SOURCE EXCERPT —

>>

Picture Perfect (3-5)
Family Tip Sheets
- alter: to change the way something looks
- product: something that a company advertises and sells
Students consider how digitally manipulated photos can affect the way people feel about their appearance, as well as help sell products.
After learning that photos can be transformed on the computer, students first discuss how photo alteration can be both creative and, at times, deceptive. They then watch a short video that shows the evolution of a makeup-free model into a digitally enhanced billboard ad. Finally, students work in groups to analyze the messages on two magazine covers featuring digitally altered photographs.
Students will be able to ...
- recognize that photos can be altered digitally, and consider the upsides and downsides of this practice.
- discuss how photo alteration can distort our perceptions and affect our self-image.
- analyze how advertising uses photo alteration to help sell products.
Materials and Preparation
- Review the Gender and Digital Life Teacher Backgrounder (Elementary School).
- Prepare to show students the Colorful Lemon Visual. If you are unable to project the visual for the class to see, print out hard copies for students.
- Preview the Dove® Campaign for Real Beauty’s video “Evolution" and prepare to show it to students.
- Copy the Magazine Magic Student Handout, one for each group of four or five students.
PROJECT the Colorful Lemon Visual for the class to see. Alternatively, you may print out the image for students.
TELL students to imagine that someone posted this photo online. Underneath the photo, the person typed: This is what happens when you put food coloring in a lemon!
ASK: What would make this photo “real”?
- If you could really put food coloring in a lemon and have it look like that
- If someone took the photo of a real lemon
ASK: What would make this photo “fake”?
- If someone changed it on the computer
- If it didn’t really look like that in the original photo
HAVE students vote on whether they think the photo is “real” or “fake.”
DEFINE the Key Vocabulary term alter.
EXPLAIN that this photo was altered, using computer programs. Lemons don’t look like that in real life, even if you put food coloring in them.
ASK: Even though the lemon in this photo isn’t real, what do you like about the image?
Guide students to recognize that this edited image is kind of magical. Wouldn’t it be cool if we could cut open a lemon and see a rainbow of colors inside?
POINT OUT that altering photos can be a fun and creative process. We can use computer programs to make places, people, and objects look like images that could exist only in our imaginations.
ASK: What do you think about the message under the photo, now that you know a computer program made the lemon look colorful?
Guide students to recognize that such a caption might trick people into believing something that’s not true.
ASK: What if the photo didn’t have anything written underneath it? Do you think it would still trick people?
Students should recognize that some people still might think the colorful lemon was real. They might even think that some lemons are naturally like that.
EXPLAIN that technology allows us to change photos in all sorts of ways. Altering a photo can be a fun and artistic activity. But it can also fool, or trick, people into believing things that aren’t true.
POINT OUT that images of people in magazines, on billboards, and in commercials are usually altered. They make people look different than they do in real life. This is because editors and advertisers want the images to look perfect.

<<

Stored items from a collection

>>

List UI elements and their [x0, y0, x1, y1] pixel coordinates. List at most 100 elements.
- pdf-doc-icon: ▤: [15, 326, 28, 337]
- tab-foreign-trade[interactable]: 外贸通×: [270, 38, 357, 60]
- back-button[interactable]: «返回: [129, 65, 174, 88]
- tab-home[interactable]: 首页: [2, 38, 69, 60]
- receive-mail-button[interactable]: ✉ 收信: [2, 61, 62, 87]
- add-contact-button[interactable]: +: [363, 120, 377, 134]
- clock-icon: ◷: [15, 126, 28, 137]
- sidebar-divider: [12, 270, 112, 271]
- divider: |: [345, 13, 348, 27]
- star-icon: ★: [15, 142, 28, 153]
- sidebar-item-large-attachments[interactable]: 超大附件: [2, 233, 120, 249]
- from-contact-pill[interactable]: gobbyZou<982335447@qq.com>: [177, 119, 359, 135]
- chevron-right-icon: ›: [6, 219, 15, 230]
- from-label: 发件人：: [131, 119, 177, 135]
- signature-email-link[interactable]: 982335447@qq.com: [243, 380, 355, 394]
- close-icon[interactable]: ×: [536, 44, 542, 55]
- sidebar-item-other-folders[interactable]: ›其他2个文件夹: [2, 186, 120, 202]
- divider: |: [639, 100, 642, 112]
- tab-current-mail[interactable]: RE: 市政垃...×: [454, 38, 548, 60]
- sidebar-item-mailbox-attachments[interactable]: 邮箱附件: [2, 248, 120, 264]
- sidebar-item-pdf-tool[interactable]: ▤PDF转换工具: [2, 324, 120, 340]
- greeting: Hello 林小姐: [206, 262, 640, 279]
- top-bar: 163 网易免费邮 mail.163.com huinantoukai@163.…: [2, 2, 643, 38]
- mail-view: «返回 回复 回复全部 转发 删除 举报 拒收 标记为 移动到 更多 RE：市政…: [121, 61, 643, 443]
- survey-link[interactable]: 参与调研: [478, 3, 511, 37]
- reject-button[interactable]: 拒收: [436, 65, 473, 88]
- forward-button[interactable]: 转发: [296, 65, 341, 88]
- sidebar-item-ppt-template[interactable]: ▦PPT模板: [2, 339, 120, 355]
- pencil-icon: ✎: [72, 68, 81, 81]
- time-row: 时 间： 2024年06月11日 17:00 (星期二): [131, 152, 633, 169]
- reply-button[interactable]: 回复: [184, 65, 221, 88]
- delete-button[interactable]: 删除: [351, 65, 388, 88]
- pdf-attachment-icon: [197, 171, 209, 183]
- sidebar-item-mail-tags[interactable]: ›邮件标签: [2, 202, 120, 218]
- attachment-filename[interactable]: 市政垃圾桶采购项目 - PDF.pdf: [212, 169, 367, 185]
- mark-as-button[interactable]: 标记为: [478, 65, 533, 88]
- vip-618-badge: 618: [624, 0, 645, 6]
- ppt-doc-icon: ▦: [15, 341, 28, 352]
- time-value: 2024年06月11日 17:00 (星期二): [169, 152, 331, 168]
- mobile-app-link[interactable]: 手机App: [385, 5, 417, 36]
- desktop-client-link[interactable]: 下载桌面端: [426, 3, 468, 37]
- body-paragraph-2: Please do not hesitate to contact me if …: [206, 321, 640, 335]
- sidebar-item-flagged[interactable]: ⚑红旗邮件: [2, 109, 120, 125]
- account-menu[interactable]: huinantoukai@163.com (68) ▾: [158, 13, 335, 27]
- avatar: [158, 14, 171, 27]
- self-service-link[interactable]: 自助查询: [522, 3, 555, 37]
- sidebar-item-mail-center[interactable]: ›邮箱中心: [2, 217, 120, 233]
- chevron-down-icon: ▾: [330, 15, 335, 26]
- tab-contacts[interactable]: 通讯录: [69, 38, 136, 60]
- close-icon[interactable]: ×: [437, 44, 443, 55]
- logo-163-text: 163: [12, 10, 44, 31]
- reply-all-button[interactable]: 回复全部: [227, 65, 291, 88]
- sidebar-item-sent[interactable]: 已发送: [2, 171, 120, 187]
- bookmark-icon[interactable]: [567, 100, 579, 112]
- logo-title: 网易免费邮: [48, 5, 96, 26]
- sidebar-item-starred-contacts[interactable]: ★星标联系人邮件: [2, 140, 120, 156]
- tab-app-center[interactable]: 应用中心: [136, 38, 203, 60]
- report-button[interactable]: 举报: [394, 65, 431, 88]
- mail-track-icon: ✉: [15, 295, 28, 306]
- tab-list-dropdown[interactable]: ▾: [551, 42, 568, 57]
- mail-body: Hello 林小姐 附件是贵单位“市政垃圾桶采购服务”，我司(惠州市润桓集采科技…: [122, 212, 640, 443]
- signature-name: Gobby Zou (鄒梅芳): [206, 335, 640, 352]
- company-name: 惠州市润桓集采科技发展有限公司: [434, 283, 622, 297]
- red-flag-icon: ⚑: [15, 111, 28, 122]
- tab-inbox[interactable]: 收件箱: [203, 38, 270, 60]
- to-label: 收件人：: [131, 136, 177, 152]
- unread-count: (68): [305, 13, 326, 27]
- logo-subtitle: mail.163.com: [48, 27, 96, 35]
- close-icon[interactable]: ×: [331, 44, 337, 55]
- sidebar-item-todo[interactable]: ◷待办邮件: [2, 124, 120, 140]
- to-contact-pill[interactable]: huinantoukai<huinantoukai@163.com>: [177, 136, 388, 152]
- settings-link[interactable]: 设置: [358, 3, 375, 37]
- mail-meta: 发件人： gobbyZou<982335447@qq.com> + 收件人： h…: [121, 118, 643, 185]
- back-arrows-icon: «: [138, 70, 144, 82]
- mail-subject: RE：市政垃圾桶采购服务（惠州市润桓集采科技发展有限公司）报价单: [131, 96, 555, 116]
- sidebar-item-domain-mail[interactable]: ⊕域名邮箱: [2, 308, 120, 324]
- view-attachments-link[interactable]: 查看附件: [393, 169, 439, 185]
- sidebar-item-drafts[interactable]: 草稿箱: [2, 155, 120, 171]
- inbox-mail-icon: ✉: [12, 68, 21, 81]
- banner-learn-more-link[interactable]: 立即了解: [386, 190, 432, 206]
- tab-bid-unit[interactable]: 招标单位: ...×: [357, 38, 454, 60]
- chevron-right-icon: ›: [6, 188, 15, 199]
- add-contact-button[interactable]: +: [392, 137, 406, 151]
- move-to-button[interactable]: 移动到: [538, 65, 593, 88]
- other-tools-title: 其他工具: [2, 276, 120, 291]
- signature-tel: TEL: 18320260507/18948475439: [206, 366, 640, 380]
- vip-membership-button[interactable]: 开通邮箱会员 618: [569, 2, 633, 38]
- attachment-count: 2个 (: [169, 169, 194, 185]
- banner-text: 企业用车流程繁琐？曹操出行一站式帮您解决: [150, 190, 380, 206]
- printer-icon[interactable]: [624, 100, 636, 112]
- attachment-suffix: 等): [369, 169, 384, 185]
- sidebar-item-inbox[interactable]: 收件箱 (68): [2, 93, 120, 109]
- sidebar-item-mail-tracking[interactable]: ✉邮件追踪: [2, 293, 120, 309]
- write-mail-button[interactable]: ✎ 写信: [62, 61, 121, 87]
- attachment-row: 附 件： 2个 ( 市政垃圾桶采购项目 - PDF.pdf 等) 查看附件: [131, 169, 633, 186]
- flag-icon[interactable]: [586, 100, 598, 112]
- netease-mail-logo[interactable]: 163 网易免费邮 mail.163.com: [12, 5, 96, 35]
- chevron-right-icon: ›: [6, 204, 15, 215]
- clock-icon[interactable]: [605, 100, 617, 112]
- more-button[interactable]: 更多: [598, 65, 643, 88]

<<

TASK OBJECTIVE —
How would you sum up the Picture Perfect lesson shown above in two sentences?

PROBLEM SOLUTION —
Students consider how digitally manipulated photos can affect the way people feel about their appearance and can help sell products. After learning that photos can be transformed on the computer, they discuss how photo alteration can be both creative and deceptive, watch a short video of a makeup-free model becoming a digitally enhanced billboard ad, and work in groups to analyze two magazine covers featuring digitally altered photographs.